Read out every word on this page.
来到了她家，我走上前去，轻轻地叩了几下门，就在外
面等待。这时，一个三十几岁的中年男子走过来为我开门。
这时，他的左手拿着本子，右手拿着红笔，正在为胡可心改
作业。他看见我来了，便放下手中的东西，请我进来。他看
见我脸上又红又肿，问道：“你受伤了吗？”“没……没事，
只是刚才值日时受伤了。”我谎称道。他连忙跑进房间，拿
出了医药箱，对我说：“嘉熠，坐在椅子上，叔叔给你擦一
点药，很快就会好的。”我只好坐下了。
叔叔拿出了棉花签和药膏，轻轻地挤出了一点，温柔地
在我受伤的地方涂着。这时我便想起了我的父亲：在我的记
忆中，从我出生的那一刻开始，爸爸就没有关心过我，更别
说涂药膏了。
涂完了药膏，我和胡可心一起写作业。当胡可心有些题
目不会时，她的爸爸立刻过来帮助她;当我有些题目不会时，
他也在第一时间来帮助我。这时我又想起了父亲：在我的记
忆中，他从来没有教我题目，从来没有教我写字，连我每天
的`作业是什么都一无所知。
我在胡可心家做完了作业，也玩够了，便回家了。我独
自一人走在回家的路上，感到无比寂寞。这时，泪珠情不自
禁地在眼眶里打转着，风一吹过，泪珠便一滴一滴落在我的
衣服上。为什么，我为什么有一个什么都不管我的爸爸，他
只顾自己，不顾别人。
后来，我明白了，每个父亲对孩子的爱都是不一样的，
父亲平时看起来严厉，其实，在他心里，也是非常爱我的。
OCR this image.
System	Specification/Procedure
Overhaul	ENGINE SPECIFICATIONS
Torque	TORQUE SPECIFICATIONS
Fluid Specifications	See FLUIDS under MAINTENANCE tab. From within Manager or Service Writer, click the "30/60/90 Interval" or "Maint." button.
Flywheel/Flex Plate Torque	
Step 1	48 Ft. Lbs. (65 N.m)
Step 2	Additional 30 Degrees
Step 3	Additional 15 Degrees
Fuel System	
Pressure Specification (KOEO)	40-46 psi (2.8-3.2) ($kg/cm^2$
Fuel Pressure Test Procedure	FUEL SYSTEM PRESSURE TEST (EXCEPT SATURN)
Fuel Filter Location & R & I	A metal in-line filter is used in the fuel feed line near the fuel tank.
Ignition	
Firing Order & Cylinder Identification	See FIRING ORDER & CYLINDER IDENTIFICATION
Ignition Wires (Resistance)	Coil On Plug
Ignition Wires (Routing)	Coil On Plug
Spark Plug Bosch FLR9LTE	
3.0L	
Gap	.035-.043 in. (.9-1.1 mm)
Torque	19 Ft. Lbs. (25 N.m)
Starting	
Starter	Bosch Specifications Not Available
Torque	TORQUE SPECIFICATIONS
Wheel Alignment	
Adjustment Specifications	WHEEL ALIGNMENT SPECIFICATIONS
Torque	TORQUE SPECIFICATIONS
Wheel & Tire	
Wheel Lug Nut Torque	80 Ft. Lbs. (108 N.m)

- WORK TO DO
Gather each line from the entries above that includes the word "Additional".

- TASK ANSWER
Step 2	Additional 30 Degrees
Step 3	Additional 15 Degrees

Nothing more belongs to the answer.